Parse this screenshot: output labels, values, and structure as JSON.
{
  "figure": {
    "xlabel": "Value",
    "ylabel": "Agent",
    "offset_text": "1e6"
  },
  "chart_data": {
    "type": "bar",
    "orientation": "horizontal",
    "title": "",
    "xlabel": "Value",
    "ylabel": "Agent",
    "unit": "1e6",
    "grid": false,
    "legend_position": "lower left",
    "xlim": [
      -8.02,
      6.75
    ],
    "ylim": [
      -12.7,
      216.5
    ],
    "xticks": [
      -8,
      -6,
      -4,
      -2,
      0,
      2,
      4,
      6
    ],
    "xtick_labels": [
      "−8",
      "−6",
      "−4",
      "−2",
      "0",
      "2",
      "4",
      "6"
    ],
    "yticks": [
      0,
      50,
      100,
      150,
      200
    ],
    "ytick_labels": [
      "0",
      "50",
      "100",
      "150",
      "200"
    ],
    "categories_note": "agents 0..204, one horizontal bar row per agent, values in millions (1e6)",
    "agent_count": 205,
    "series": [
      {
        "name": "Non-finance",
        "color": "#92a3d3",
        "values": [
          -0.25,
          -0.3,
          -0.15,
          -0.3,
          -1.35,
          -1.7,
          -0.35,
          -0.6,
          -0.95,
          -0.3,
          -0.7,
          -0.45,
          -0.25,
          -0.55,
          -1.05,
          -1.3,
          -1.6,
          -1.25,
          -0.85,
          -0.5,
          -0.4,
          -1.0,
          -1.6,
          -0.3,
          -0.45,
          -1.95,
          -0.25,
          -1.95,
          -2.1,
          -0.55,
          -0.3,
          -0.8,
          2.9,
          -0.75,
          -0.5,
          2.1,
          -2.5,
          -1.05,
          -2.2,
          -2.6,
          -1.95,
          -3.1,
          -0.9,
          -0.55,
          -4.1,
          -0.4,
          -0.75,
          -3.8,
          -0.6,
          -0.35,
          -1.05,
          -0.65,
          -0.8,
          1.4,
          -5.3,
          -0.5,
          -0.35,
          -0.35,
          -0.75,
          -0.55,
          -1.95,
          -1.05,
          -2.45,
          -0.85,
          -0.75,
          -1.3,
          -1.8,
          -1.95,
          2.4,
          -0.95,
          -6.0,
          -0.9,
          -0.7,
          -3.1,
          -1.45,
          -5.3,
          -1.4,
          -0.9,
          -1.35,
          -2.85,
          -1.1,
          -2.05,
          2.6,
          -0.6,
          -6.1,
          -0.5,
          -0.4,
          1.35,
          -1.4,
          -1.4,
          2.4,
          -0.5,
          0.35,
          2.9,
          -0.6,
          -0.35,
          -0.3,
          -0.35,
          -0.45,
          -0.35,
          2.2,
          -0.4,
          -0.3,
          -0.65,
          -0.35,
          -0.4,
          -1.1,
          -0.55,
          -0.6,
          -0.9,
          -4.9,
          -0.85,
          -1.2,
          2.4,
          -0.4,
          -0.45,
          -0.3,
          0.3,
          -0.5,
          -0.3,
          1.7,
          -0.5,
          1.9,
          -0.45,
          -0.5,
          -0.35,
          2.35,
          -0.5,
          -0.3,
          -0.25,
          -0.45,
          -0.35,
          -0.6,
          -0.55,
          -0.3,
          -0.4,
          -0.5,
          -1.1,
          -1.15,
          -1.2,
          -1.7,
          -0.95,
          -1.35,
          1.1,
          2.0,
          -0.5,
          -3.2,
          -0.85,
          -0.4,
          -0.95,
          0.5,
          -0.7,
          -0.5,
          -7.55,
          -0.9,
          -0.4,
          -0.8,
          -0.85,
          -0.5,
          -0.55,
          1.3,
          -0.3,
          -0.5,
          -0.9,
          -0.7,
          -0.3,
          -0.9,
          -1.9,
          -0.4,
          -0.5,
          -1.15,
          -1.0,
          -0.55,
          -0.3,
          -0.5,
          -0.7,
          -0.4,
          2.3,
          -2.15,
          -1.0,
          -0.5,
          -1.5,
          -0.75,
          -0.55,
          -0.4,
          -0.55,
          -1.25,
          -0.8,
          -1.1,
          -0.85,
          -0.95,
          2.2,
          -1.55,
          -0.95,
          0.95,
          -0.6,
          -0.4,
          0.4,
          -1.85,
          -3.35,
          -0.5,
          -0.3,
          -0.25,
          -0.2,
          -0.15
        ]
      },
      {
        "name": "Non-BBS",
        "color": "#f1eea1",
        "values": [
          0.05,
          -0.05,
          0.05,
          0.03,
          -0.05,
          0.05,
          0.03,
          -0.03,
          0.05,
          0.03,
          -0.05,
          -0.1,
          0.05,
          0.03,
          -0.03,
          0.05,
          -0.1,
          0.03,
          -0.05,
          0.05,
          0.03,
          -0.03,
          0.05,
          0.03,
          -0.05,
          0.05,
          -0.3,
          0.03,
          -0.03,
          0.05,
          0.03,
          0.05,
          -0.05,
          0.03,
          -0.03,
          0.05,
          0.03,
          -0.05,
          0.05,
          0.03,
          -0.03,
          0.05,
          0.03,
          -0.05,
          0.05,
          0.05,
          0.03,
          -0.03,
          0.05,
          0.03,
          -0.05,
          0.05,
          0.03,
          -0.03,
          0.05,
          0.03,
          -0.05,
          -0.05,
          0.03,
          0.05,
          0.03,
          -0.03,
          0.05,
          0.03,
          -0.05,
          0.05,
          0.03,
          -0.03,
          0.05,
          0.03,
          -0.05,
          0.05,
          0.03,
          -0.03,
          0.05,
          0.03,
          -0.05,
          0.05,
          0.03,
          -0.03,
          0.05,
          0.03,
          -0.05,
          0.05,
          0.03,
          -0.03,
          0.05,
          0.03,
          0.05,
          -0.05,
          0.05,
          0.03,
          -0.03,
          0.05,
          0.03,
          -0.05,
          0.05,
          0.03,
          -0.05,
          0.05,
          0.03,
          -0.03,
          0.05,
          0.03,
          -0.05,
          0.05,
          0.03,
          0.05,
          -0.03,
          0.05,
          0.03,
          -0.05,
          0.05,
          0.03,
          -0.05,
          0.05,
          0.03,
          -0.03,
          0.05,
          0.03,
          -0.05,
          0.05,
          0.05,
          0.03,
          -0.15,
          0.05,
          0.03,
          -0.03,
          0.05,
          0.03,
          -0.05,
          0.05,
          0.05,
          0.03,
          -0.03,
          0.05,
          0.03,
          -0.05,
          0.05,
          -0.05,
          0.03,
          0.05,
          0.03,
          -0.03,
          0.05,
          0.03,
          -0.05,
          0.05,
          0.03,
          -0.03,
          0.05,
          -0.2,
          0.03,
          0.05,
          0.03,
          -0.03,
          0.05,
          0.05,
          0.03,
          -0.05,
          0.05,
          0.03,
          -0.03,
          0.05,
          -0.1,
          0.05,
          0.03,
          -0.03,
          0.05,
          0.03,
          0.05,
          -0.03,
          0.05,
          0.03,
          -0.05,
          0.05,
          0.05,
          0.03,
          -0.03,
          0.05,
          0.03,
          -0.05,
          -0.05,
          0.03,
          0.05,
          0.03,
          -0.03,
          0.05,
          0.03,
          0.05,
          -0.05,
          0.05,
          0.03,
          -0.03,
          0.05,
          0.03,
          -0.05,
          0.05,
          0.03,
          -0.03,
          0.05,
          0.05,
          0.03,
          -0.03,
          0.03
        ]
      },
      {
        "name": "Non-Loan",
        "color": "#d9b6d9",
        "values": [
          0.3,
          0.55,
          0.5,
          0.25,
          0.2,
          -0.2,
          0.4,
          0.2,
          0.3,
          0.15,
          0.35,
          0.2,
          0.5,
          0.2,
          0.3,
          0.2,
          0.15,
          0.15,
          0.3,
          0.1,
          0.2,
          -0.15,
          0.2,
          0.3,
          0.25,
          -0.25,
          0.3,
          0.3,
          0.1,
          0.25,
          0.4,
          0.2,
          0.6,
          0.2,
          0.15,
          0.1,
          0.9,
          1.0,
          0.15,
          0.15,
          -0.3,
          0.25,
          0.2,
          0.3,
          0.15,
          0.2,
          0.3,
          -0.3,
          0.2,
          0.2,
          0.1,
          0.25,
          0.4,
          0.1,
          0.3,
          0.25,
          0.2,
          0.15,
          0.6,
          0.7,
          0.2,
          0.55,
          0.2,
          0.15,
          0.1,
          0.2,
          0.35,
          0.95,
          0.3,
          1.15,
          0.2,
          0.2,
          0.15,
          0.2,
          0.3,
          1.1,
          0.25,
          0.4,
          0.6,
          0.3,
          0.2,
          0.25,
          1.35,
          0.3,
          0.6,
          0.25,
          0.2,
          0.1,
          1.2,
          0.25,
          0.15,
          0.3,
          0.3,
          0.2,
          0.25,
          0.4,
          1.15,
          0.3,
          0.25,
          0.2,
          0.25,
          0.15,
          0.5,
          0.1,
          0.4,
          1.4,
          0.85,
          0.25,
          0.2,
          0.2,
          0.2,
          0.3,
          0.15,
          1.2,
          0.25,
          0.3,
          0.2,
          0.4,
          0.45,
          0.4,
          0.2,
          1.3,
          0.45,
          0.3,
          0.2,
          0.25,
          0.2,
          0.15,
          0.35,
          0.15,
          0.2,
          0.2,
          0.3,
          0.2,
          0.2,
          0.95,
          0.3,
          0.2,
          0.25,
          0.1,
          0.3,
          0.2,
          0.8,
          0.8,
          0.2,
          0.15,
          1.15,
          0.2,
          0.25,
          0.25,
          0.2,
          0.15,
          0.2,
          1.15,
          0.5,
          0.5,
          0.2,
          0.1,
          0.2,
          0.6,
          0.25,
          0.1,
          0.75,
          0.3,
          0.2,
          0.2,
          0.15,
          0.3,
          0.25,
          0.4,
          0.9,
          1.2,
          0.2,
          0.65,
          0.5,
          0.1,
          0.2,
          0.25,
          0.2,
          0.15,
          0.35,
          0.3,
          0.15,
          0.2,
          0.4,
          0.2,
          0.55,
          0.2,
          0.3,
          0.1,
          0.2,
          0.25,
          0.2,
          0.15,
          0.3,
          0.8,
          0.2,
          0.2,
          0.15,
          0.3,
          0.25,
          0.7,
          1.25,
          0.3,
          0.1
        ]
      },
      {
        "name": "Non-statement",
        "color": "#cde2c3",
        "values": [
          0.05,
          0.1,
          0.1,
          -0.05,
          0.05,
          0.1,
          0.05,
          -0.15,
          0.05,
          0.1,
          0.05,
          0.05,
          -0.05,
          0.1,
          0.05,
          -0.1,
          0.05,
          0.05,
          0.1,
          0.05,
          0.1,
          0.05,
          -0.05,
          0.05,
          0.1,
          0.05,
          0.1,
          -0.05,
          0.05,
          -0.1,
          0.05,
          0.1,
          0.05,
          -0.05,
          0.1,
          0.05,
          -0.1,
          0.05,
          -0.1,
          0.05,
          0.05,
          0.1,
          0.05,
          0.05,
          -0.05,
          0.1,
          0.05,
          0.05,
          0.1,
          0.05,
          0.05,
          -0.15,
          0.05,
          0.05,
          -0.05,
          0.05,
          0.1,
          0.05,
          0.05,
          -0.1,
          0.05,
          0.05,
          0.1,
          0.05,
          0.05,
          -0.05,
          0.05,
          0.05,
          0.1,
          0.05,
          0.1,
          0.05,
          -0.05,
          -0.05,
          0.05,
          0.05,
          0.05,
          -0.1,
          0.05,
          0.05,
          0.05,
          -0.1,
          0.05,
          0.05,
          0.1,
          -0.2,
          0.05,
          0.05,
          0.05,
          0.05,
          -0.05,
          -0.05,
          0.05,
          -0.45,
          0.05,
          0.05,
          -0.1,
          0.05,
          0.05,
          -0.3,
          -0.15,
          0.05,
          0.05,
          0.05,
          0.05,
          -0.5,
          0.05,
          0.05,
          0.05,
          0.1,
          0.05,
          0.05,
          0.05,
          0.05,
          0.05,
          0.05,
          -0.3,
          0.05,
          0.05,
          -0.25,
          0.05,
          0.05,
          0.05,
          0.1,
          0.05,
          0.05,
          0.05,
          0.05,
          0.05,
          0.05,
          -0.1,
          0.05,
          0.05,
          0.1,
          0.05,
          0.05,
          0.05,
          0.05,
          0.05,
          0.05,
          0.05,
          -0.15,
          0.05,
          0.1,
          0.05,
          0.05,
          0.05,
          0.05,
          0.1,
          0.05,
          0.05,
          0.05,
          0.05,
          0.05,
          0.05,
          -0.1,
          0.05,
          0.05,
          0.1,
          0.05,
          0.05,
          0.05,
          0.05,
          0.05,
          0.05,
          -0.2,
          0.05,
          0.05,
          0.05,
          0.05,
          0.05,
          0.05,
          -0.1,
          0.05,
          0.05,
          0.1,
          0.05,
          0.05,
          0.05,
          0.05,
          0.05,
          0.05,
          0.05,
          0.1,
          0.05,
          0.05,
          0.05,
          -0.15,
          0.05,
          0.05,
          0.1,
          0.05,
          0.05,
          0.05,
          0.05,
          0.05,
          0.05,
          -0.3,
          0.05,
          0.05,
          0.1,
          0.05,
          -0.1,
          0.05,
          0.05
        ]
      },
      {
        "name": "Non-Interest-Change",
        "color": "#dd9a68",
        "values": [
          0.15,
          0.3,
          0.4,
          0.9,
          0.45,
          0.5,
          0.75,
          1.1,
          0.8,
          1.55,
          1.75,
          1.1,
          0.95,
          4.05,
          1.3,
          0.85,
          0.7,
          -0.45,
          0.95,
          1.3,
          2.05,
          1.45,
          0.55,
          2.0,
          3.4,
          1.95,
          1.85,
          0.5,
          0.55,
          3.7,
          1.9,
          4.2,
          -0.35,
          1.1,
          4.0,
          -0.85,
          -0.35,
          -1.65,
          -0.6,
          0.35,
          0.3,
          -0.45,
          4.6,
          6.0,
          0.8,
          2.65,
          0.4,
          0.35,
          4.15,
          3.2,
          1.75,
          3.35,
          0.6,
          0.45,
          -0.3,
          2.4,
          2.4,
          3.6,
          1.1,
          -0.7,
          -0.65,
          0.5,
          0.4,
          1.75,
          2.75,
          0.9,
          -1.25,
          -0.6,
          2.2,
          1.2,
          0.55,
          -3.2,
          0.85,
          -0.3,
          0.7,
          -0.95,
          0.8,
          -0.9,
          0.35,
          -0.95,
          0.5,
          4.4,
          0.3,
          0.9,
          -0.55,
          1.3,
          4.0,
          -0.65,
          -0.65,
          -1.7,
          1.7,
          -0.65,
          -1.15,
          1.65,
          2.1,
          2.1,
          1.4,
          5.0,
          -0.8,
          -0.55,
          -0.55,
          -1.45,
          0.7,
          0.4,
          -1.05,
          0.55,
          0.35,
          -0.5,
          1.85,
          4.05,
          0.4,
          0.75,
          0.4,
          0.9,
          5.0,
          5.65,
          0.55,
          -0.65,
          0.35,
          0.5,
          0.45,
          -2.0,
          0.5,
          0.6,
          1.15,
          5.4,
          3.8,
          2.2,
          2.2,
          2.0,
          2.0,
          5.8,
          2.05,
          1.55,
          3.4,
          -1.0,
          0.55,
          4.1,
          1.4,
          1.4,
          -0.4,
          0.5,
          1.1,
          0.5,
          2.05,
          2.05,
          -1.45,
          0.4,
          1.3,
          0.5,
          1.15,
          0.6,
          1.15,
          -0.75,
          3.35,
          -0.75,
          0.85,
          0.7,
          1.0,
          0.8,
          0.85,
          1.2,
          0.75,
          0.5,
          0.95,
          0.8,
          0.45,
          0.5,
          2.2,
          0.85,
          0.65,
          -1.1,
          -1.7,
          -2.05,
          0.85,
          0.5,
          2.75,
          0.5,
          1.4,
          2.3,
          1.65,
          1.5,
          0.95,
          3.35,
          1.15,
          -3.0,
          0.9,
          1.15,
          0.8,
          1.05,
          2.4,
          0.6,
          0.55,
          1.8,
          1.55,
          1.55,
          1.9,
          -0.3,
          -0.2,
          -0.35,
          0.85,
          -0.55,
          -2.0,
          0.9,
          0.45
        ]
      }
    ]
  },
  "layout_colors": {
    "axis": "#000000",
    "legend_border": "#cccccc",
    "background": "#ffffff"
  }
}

------------------------------------------------------------

§ REQUIRED TASK
Search the records for the word "horizontal", then list every line that has it.

§ WRITTEN REPLY
    "orientation": "horizontal",
    "categories_note": "agents 0..204, one horizontal bar row per agent, values in millions (1e6)",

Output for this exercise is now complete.